— BEGIN —

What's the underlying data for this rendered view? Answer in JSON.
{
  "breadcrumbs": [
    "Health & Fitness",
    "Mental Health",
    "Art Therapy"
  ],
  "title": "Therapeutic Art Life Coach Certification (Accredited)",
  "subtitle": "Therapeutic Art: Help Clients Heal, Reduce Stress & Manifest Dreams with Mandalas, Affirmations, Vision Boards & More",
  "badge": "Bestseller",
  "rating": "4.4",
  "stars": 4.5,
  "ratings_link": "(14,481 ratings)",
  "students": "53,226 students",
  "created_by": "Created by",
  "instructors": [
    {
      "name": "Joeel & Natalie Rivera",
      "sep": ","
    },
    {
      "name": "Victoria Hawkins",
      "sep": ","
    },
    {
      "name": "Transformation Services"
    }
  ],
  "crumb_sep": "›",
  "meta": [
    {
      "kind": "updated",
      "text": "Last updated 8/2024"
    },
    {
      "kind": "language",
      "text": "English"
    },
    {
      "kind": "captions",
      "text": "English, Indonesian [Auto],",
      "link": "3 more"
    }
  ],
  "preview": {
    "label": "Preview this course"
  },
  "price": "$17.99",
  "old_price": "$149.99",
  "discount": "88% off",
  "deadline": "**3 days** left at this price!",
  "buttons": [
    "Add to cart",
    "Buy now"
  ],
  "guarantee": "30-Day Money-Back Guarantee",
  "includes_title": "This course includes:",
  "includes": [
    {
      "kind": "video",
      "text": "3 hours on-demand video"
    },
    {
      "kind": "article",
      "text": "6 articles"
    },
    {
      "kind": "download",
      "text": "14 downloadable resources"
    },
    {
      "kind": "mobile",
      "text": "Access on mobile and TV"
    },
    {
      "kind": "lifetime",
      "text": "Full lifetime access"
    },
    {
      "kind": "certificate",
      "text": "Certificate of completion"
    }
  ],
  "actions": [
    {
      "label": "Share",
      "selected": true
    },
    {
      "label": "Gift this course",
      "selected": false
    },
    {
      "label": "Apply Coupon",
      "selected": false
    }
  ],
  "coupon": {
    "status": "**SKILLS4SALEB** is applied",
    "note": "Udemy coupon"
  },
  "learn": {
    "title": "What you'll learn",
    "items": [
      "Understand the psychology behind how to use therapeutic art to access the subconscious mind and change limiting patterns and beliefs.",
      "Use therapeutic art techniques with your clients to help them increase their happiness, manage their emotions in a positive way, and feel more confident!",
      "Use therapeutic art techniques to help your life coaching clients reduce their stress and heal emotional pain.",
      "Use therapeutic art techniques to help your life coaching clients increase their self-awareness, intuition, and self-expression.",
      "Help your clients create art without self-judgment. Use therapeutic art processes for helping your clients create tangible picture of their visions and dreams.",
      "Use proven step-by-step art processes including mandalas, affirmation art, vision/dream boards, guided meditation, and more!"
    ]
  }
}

— END —

> THE TASK:
Retype the records in full. Keep every line identical to the original.

> TASK RESPONSE:
What's the underlying data for this rendered view? Answer in JSON.
{
  "breadcrumbs": [
    "Health & Fitness",
    "Mental Health",
    "Art Therapy"
  ],
  "title": "Therapeutic Art Life Coach Certification (Accredited)",
  "subtitle": "Therapeutic Art: Help Clients Heal, Reduce Stress & Manifest Dreams with Mandalas, Affirmations, Vision Boards & More",
  "badge": "Bestseller",
  "rating": "4.4",
  "stars": 4.5,
  "ratings_link": "(14,481 ratings)",
  "students": "53,226 students",
  "created_by": "Created by",
  "instructors": [
    {
      "name": "Joeel & Natalie Rivera",
      "sep": ","
    },
    {
      "name": "Victoria Hawkins",
      "sep": ","
    },
    {
      "name": "Transformation Services"
    }
  ],
  "crumb_sep": "›",
  "meta": [
    {
      "kind": "updated",
      "text": "Last updated 8/2024"
    },
    {
      "kind": "language",
      "text": "English"
    },
    {
      "kind": "captions",
      "text": "English, Indonesian [Auto],",
      "link": "3 more"
    }
  ],
  "preview": {
    "label": "Preview this course"
  },
  "price": "$17.99",
  "old_price": "$149.99",
  "discount": "88% off",
  "deadline": "**3 days** left at this price!",
  "buttons": [
    "Add to cart",
    "Buy now"
  ],
  "guarantee": "30-Day Money-Back Guarantee",
  "includes_title": "This course includes:",
  "includes": [
    {
      "kind": "video",
      "text": "3 hours on-demand video"
    },
    {
      "kind": "article",
      "text": "6 articles"
    },
    {
      "kind": "download",
      "text": "14 downloadable resources"
    },
    {
      "kind": "mobile",
      "text": "Access on mobile and TV"
    },
    {
      "kind": "lifetime",
      "text": "Full lifetime access"
    },
    {
      "kind": "certificate",
      "text": "Certificate of completion"
    }
  ],
  "actions": [
    {
      "label": "Share",
      "selected": true
    },
    {
      "label": "Gift this course",
      "selected": false
    },
    {
      "label": "Apply Coupon",
      "selected": false
    }
  ],
  "coupon": {
    "status": "**SKILLS4SALEB** is applied",
    "note": "Udemy coupon"
  },
  "learn": {
    "title": "What you'll learn",
    "items": [
      "Understand the psychology behind how to use therapeutic art to access the subconscious mind and change limiting patterns and beliefs.",
      "Use therapeutic art techniques with your clients to help them increase their happiness, manage their emotions in a positive way, and feel more confident!",
      "Use therapeutic art techniques to help your life coaching clients reduce their stress and heal emotional pain.",
      "Use therapeutic art techniques to help your life coaching clients increase their self-awareness, intuition, and self-expression.",
      "Help your clients create art without self-judgment. Use therapeutic art processes for helping your clients create tangible picture of their visions and dreams.",
      "Use proven step-by-step art processes including mandalas, affirmation art, vision/dream boards, guided meditation, and more!"
    ]
  }
}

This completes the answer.